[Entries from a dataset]
+++++

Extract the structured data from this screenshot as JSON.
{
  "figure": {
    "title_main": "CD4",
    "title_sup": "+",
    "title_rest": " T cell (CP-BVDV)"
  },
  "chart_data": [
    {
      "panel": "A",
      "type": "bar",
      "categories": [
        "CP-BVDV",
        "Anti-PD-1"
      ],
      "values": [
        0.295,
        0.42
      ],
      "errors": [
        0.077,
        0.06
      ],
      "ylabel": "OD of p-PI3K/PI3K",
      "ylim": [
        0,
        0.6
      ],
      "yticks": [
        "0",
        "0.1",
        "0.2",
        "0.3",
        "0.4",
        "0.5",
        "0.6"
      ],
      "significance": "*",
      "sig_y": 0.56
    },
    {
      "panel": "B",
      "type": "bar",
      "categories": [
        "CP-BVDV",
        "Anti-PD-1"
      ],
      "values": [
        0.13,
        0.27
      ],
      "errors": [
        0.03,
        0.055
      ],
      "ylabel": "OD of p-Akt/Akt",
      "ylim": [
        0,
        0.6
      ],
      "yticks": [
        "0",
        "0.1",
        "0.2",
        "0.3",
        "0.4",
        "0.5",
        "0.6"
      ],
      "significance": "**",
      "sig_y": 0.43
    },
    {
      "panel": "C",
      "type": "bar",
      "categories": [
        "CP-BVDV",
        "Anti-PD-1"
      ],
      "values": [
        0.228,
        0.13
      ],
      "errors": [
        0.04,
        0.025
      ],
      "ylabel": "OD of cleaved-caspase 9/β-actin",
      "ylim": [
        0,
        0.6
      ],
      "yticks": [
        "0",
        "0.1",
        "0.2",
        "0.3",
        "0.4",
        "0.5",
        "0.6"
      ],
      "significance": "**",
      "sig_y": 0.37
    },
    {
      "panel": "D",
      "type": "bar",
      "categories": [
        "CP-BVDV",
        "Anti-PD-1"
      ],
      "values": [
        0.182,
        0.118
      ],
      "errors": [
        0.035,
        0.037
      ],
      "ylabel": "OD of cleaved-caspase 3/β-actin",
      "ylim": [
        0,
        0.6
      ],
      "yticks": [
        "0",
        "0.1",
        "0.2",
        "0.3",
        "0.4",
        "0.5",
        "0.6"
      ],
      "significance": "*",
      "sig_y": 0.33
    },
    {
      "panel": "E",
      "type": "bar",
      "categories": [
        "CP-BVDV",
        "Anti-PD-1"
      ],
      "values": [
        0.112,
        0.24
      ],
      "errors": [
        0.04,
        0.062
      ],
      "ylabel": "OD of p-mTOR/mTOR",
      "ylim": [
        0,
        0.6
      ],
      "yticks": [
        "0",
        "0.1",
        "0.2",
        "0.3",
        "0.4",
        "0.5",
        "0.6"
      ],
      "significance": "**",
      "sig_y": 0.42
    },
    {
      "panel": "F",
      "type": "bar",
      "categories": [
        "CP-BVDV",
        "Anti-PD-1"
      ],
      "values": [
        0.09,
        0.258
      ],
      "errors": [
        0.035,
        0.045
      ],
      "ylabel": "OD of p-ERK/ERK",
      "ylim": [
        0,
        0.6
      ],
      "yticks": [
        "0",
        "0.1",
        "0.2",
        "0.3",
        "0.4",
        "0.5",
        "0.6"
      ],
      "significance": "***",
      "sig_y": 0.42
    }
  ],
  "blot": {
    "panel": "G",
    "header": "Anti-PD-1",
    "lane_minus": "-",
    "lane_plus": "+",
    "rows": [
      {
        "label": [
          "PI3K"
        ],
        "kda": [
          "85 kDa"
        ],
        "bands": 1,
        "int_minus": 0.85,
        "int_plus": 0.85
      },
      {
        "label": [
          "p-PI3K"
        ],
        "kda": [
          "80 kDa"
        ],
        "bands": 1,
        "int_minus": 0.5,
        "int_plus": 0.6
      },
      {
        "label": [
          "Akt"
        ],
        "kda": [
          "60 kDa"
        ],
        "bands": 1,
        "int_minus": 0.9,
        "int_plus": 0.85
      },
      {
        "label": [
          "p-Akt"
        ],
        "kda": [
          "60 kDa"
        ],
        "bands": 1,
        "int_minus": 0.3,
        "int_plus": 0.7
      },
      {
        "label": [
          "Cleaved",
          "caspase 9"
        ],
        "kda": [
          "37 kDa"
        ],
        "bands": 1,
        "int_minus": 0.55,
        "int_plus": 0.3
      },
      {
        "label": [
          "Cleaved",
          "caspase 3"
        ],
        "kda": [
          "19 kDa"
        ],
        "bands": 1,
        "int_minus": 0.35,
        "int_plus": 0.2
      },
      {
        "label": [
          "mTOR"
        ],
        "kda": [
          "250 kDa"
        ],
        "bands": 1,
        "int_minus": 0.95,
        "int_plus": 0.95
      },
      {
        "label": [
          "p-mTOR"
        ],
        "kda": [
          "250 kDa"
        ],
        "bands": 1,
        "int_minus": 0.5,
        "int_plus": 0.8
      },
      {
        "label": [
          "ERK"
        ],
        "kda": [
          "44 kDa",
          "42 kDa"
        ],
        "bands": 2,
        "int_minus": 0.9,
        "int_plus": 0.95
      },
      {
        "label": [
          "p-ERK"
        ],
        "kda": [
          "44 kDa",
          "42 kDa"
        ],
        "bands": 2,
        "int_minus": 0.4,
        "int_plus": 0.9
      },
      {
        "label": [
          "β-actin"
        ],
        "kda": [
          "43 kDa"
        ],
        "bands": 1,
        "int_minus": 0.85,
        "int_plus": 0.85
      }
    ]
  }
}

+++++

Job - Type the whole listing again, unaltered.

Solution for this task -
Extract the structured data from this screenshot as JSON.
{
  "figure": {
    "title_main": "CD4",
    "title_sup": "+",
    "title_rest": " T cell (CP-BVDV)"
  },
  "chart_data": [
    {
      "panel": "A",
      "type": "bar",
      "categories": [
        "CP-BVDV",
        "Anti-PD-1"
      ],
      "values": [
        0.295,
        0.42
      ],
      "errors": [
        0.077,
        0.06
      ],
      "ylabel": "OD of p-PI3K/PI3K",
      "ylim": [
        0,
        0.6
      ],
      "yticks": [
        "0",
        "0.1",
        "0.2",
        "0.3",
        "0.4",
        "0.5",
        "0.6"
      ],
      "significance": "*",
      "sig_y": 0.56
    },
    {
      "panel": "B",
      "type": "bar",
      "categories": [
        "CP-BVDV",
        "Anti-PD-1"
      ],
      "values": [
        0.13,
        0.27
      ],
      "errors": [
        0.03,
        0.055
      ],
      "ylabel": "OD of p-Akt/Akt",
      "ylim": [
        0,
        0.6
      ],
      "yticks": [
        "0",
        "0.1",
        "0.2",
        "0.3",
        "0.4",
        "0.5",
        "0.6"
      ],
      "significance": "**",
      "sig_y": 0.43
    },
    {
      "panel": "C",
      "type": "bar",
      "categories": [
        "CP-BVDV",
        "Anti-PD-1"
      ],
      "values": [
        0.228,
        0.13
      ],
      "errors": [
        0.04,
        0.025
      ],
      "ylabel": "OD of cleaved-caspase 9/β-actin",
      "ylim": [
        0,
        0.6
      ],
      "yticks": [
        "0",
        "0.1",
        "0.2",
        "0.3",
        "0.4",
        "0.5",
        "0.6"
      ],
      "significance": "**",
      "sig_y": 0.37
    },
    {
      "panel": "D",
      "type": "bar",
      "categories": [
        "CP-BVDV",
        "Anti-PD-1"
      ],
      "values": [
        0.182,
        0.118
      ],
      "errors": [
        0.035,
        0.037
      ],
      "ylabel": "OD of cleaved-caspase 3/β-actin",
      "ylim": [
        0,
        0.6
      ],
      "yticks": [
        "0",
        "0.1",
        "0.2",
        "0.3",
        "0.4",
        "0.5",
        "0.6"
      ],
      "significance": "*",
      "sig_y": 0.33
    },
    {
      "panel": "E",
      "type": "bar",
      "categories": [
        "CP-BVDV",
        "Anti-PD-1"
      ],
      "values": [
        0.112,
        0.24
      ],
      "errors": [
        0.04,
        0.062
      ],
      "ylabel": "OD of p-mTOR/mTOR",
      "ylim": [
        0,
        0.6
      ],
      "yticks": [
        "0",
        "0.1",
        "0.2",
        "0.3",
        "0.4",
        "0.5",
        "0.6"
      ],
      "significance": "**",
      "sig_y": 0.42
    },
    {
      "panel": "F",
      "type": "bar",
      "categories": [
        "CP-BVDV",
        "Anti-PD-1"
      ],
      "values": [
        0.09,
        0.258
      ],
      "errors": [
        0.035,
        0.045
      ],
      "ylabel": "OD of p-ERK/ERK",
      "ylim": [
        0,
        0.6
      ],
      "yticks": [
        "0",
        "0.1",
        "0.2",
        "0.3",
        "0.4",
        "0.5",
        "0.6"
      ],
      "significance": "***",
      "sig_y": 0.42
    }
  ],
  "blot": {
    "panel": "G",
    "header": "Anti-PD-1",
    "lane_minus": "-",
    "lane_plus": "+",
    "rows": [
      {
        "label": [
          "PI3K"
        ],
        "kda": [
          "85 kDa"
        ],
        "bands": 1,
        "int_minus": 0.85,
        "int_plus": 0.85
      },
      {
        "label": [
          "p-PI3K"
        ],
        "kda": [
          "80 kDa"
        ],
        "bands": 1,
        "int_minus": 0.5,
        "int_plus": 0.6
      },
      {
        "label": [
          "Akt"
        ],
        "kda": [
          "60 kDa"
        ],
        "bands": 1,
        "int_minus": 0.9,
        "int_plus": 0.85
      },
      {
        "label": [
          "p-Akt"
        ],
        "kda": [
          "60 kDa"
        ],
        "bands": 1,
        "int_minus": 0.3,
        "int_plus": 0.7
      },
      {
        "label": [
          "Cleaved",
          "caspase 9"
        ],
        "kda": [
          "37 kDa"
        ],
        "bands": 1,
        "int_minus": 0.55,
        "int_plus": 0.3
      },
      {
        "label": [
          "Cleaved",
          "caspase 3"
        ],
        "kda": [
          "19 kDa"
        ],
        "bands": 1,
        "int_minus": 0.35,
        "int_plus": 0.2
      },
      {
        "label": [
          "mTOR"
        ],
        "kda": [
          "250 kDa"
        ],
        "bands": 1,
        "int_minus": 0.95,
        "int_plus": 0.95
      },
      {
        "label": [
          "p-mTOR"
        ],
        "kda": [
          "250 kDa"
        ],
        "bands": 1,
        "int_minus": 0.5,
        "int_plus": 0.8
      },
      {
        "label": [
          "ERK"
        ],
        "kda": [
          "44 kDa",
          "42 kDa"
        ],
        "bands": 2,
        "int_minus": 0.9,
        "int_plus": 0.95
      },
      {
        "label": [
          "p-ERK"
        ],
        "kda": [
          "44 kDa",
          "42 kDa"
        ],
        "bands": 2,
        "int_minus": 0.4,
        "int_plus": 0.9
      },
      {
        "label": [
          "β-actin"
        ],
        "kda": [
          "43 kDa"
        ],
        "bands": 1,
        "int_minus": 0.85,
        "int_plus": 0.85
      }
    ]
  }
}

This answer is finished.